:: EXTRACTED MATERIAL ::

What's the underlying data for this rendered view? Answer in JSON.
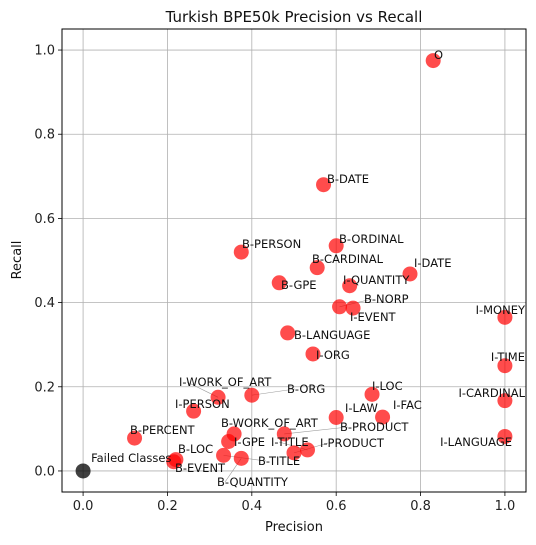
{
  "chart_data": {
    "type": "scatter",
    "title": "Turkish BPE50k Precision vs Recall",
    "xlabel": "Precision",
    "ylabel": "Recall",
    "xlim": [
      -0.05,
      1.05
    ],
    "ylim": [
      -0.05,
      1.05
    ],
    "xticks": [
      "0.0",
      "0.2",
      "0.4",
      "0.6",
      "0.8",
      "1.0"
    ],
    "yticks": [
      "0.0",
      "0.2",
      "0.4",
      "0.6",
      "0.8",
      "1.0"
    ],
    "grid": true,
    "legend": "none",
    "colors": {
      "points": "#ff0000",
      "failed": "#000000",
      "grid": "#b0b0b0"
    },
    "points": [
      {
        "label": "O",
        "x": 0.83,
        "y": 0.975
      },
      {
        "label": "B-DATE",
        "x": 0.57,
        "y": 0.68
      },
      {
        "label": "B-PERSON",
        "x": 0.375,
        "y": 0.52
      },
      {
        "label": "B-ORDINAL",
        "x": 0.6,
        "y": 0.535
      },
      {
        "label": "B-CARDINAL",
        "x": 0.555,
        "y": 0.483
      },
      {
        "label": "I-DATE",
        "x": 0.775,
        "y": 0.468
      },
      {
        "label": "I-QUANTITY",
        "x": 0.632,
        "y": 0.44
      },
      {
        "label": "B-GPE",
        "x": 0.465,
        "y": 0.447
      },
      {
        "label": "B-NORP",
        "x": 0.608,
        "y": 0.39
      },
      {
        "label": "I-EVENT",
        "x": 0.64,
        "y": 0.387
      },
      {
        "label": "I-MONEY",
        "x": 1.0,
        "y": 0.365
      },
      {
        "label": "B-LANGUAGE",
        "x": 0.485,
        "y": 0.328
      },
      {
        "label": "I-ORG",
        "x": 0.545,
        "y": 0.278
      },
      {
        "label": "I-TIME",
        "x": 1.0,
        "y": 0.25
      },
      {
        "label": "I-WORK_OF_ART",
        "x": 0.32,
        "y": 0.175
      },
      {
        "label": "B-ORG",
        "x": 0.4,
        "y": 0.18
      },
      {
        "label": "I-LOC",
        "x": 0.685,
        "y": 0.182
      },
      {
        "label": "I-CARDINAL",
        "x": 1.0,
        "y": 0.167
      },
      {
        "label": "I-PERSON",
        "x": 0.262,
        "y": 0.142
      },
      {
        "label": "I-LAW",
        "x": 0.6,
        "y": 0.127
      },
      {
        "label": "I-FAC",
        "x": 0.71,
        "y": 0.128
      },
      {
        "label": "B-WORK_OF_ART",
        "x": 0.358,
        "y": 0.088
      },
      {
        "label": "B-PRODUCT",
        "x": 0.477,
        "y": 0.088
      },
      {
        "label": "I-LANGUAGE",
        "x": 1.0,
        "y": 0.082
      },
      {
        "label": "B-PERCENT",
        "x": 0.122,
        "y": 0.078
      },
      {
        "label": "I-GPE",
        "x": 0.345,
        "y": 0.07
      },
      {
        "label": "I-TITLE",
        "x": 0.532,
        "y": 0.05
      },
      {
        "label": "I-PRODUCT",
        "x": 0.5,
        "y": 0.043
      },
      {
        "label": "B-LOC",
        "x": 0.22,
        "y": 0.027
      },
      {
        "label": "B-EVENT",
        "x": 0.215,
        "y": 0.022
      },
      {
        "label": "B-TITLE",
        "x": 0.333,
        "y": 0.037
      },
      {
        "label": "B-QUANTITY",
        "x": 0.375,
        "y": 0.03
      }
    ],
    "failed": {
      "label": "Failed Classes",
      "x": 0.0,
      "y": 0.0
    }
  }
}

:::

• [REQUIREMENTS]: Keep every word of the data as it is when you write it out, but drop the pictures.

• [EXERCISE OUTPUT]:
What's the underlying data for this rendered view? Answer in JSON.
{
  "chart_data": {
    "type": "scatter",
    "title": "Turkish BPE50k Precision vs Recall",
    "xlabel": "Precision",
    "ylabel": "Recall",
    "xlim": [
      -0.05,
      1.05
    ],
    "ylim": [
      -0.05,
      1.05
    ],
    "xticks": [
      "0.0",
      "0.2",
      "0.4",
      "0.6",
      "0.8",
      "1.0"
    ],
    "yticks": [
      "0.0",
      "0.2",
      "0.4",
      "0.6",
      "0.8",
      "1.0"
    ],
    "grid": true,
    "legend": "none",
    "colors": {
      "points": "#ff0000",
      "failed": "#000000",
      "grid": "#b0b0b0"
    },
    "points": [
      {
        "label": "O",
        "x": 0.83,
        "y": 0.975
      },
      {
        "label": "B-DATE",
        "x": 0.57,
        "y": 0.68
      },
      {
        "label": "B-PERSON",
        "x": 0.375,
        "y": 0.52
      },
      {
        "label": "B-ORDINAL",
        "x": 0.6,
        "y": 0.535
      },
      {
        "label": "B-CARDINAL",
        "x": 0.555,
        "y": 0.483
      },
      {
        "label": "I-DATE",
        "x": 0.775,
        "y": 0.468
      },
      {
        "label": "I-QUANTITY",
        "x": 0.632,
        "y": 0.44
      },
      {
        "label": "B-GPE",
        "x": 0.465,
        "y": 0.447
      },
      {
        "label": "B-NORP",
        "x": 0.608,
        "y": 0.39
      },
      {
        "label": "I-EVENT",
        "x": 0.64,
        "y": 0.387
      },
      {
        "label": "I-MONEY",
        "x": 1.0,
        "y": 0.365
      },
      {
        "label": "B-LANGUAGE",
        "x": 0.485,
        "y": 0.328
      },
      {
        "label": "I-ORG",
        "x": 0.545,
        "y": 0.278
      },
      {
        "label": "I-TIME",
        "x": 1.0,
        "y": 0.25
      },
      {
        "label": "I-WORK_OF_ART",
        "x": 0.32,
        "y": 0.175
      },
      {
        "label": "B-ORG",
        "x": 0.4,
        "y": 0.18
      },
      {
        "label": "I-LOC",
        "x": 0.685,
        "y": 0.182
      },
      {
        "label": "I-CARDINAL",
        "x": 1.0,
        "y": 0.167
      },
      {
        "label": "I-PERSON",
        "x": 0.262,
        "y": 0.142
      },
      {
        "label": "I-LAW",
        "x": 0.6,
        "y": 0.127
      },
      {
        "label": "I-FAC",
        "x": 0.71,
        "y": 0.128
      },
      {
        "label": "B-WORK_OF_ART",
        "x": 0.358,
        "y": 0.088
      },
      {
        "label": "B-PRODUCT",
        "x": 0.477,
        "y": 0.088
      },
      {
        "label": "I-LANGUAGE",
        "x": 1.0,
        "y": 0.082
      },
      {
        "label": "B-PERCENT",
        "x": 0.122,
        "y": 0.078
      },
      {
        "label": "I-GPE",
        "x": 0.345,
        "y": 0.07
      },
      {
        "label": "I-TITLE",
        "x": 0.532,
        "y": 0.05
      },
      {
        "label": "I-PRODUCT",
        "x": 0.5,
        "y": 0.043
      },
      {
        "label": "B-LOC",
        "x": 0.22,
        "y": 0.027
      },
      {
        "label": "B-EVENT",
        "x": 0.215,
        "y": 0.022
      },
      {
        "label": "B-TITLE",
        "x": 0.333,
        "y": 0.037
      },
      {
        "label": "B-QUANTITY",
        "x": 0.375,
        "y": 0.03
      }
    ],
    "failed": {
      "label": "Failed Classes",
      "x": 0.0,
      "y": 0.0
    }
  }
}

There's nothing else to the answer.